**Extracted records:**
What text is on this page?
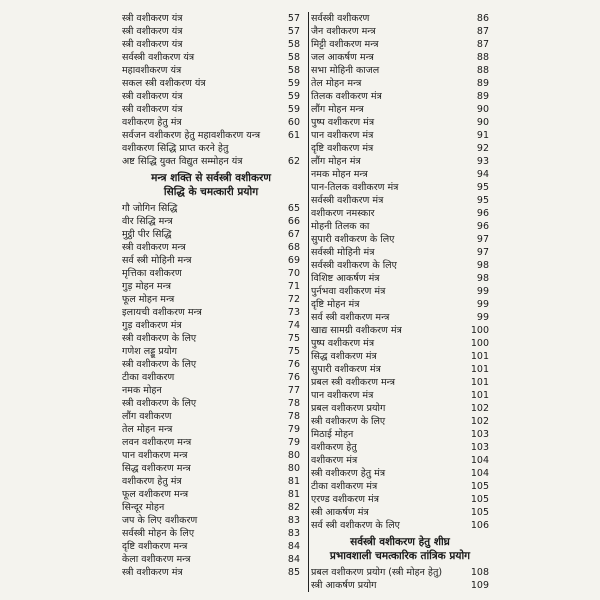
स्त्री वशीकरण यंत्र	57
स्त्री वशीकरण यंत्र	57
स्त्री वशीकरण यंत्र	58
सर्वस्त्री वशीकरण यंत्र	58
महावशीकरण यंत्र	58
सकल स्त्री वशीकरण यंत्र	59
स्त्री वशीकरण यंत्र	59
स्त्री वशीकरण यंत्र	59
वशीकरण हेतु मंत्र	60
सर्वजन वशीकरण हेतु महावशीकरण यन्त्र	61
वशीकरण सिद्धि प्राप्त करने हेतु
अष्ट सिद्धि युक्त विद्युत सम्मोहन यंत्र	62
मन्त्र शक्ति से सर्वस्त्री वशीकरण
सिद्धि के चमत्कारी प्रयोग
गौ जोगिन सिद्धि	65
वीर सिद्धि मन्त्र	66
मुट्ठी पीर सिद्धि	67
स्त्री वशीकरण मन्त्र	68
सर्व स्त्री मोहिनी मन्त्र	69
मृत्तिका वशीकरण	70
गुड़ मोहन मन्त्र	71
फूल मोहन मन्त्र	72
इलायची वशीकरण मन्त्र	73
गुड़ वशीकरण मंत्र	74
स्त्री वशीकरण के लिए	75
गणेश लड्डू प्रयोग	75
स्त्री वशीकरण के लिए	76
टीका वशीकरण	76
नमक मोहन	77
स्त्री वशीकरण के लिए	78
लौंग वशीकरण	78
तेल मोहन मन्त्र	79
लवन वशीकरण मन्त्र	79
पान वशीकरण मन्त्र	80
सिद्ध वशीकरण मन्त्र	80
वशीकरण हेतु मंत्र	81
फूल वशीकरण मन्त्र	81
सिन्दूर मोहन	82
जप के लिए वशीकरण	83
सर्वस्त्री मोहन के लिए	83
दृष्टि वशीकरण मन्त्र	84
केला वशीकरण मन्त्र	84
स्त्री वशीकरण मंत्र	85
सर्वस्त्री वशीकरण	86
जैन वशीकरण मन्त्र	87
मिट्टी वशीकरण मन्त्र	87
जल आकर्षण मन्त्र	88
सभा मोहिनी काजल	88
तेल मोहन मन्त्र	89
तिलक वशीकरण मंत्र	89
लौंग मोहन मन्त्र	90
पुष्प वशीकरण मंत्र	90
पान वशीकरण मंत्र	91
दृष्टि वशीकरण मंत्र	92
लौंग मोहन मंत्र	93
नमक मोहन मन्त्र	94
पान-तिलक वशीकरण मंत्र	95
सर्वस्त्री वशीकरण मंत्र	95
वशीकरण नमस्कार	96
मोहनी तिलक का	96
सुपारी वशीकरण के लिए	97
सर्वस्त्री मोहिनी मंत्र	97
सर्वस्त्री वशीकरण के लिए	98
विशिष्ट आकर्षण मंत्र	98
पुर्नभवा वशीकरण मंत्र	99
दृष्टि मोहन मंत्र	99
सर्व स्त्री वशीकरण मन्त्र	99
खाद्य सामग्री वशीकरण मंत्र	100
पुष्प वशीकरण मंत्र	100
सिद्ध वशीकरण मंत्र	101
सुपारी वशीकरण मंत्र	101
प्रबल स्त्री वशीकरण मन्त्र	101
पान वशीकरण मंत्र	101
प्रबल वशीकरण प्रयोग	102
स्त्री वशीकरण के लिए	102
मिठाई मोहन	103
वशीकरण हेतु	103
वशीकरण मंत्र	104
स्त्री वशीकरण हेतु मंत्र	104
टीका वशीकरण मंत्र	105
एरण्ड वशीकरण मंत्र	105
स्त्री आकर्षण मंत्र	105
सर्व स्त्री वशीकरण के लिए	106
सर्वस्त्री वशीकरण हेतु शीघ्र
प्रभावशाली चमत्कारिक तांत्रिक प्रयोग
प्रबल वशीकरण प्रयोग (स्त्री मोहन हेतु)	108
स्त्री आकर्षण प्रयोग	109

* * *

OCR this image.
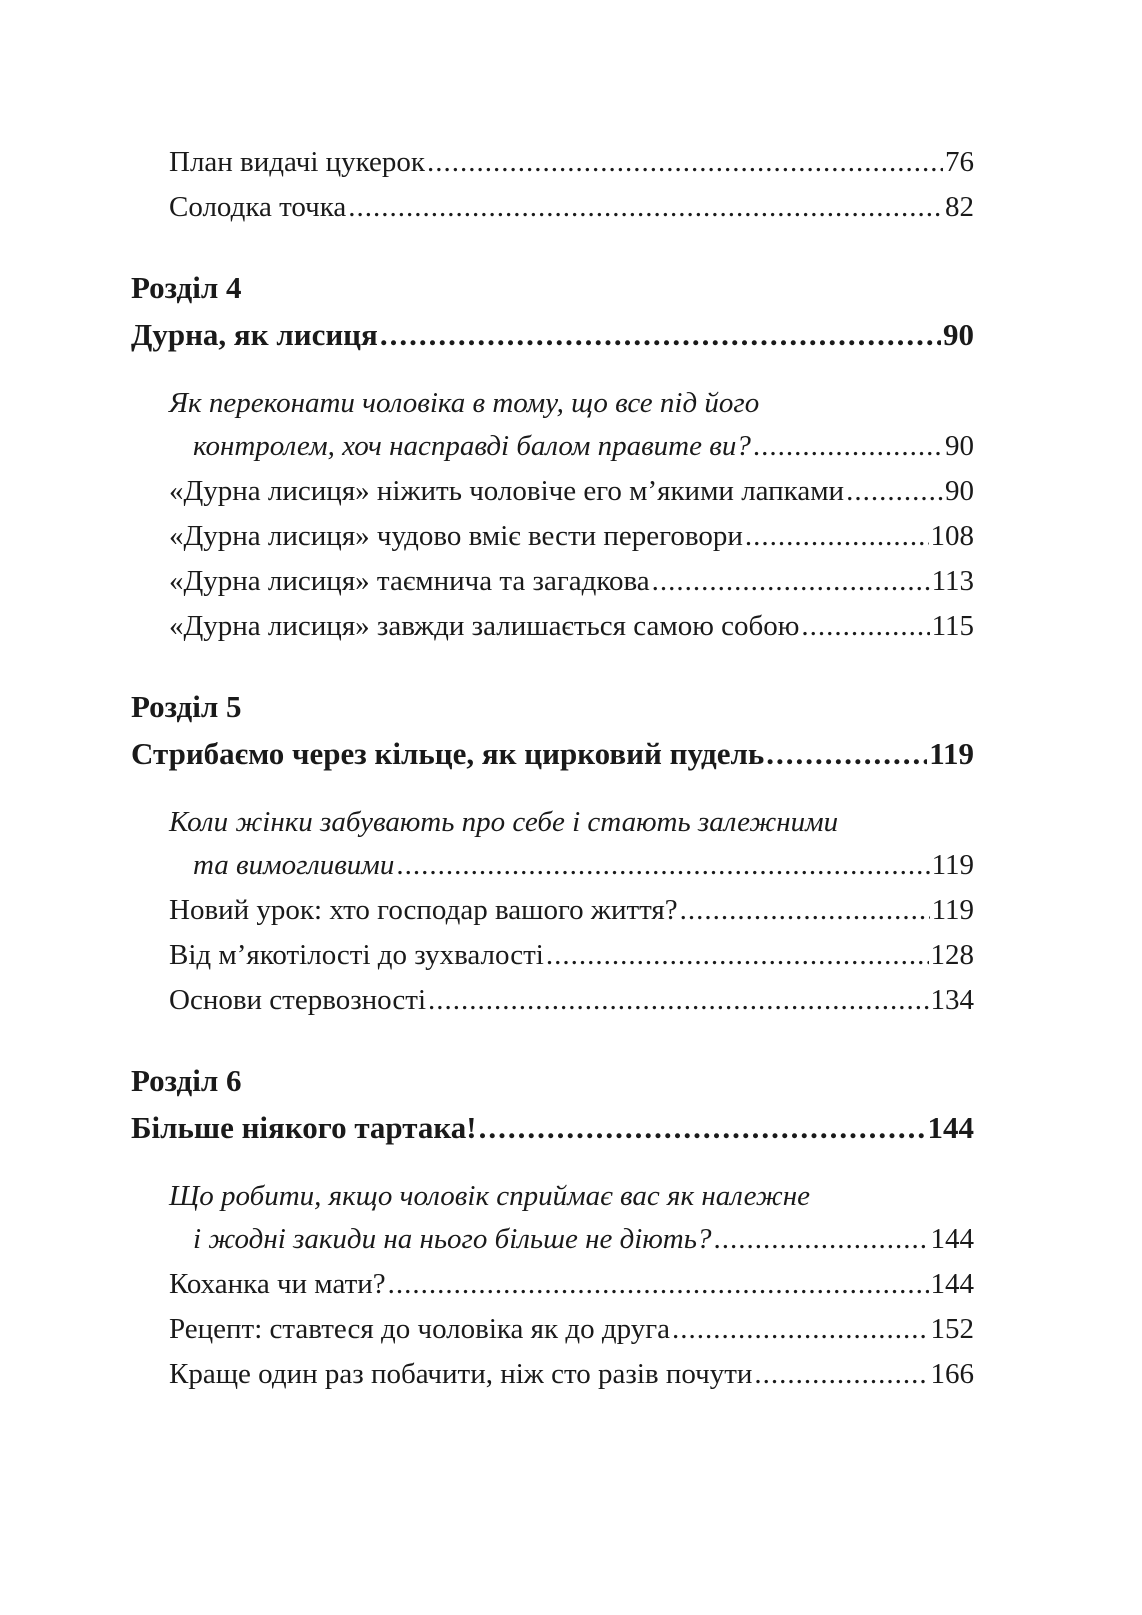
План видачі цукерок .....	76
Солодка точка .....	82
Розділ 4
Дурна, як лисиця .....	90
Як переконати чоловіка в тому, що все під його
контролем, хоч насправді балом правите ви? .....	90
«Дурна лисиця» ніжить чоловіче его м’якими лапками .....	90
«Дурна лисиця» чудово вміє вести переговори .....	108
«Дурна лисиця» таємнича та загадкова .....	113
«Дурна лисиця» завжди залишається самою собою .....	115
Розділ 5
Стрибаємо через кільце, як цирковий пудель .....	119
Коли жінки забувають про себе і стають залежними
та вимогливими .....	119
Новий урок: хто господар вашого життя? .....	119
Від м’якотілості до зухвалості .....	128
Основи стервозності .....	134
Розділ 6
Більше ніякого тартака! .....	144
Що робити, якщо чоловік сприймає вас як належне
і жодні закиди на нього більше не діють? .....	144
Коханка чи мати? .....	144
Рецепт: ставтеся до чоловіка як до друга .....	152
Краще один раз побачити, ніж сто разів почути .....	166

* * *

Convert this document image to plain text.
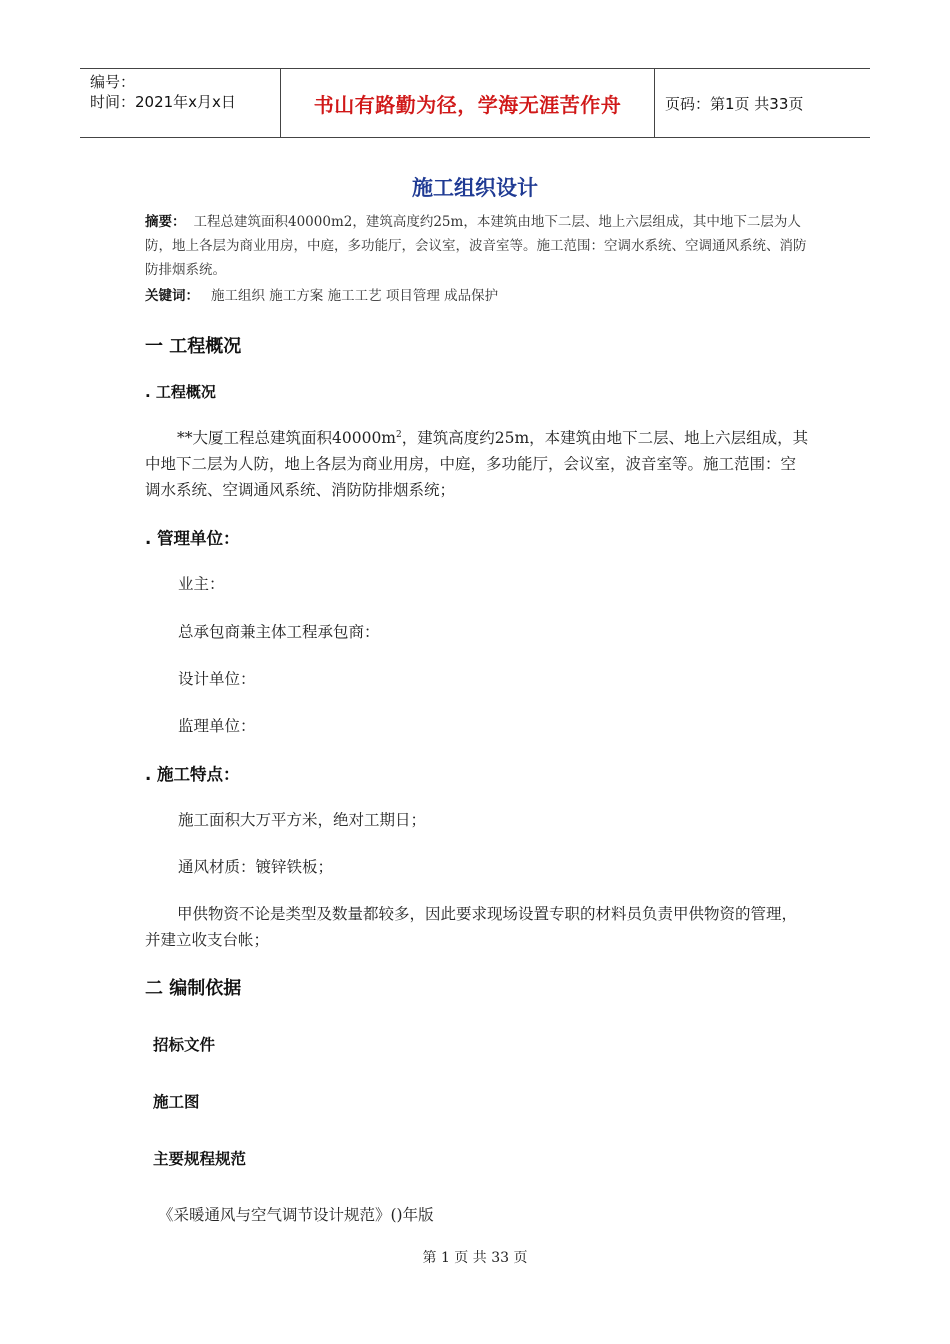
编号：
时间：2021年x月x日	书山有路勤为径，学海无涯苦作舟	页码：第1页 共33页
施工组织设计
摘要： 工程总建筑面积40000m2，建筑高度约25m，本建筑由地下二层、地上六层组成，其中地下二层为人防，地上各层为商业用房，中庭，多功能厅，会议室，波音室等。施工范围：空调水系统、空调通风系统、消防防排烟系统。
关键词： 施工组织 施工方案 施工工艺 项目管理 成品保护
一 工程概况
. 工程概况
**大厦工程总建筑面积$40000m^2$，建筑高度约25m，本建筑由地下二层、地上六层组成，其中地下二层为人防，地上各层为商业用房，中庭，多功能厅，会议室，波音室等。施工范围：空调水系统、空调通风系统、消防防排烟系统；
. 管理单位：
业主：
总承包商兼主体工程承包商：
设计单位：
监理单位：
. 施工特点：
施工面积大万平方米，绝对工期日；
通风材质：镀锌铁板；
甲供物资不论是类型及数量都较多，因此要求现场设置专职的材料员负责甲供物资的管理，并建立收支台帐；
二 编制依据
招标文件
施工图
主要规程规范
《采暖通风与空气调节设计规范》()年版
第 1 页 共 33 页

**What the exercise asks:**
In the records above, how many lines contain the word "空调通风系统"? Give the number alone.

**Answer:**
2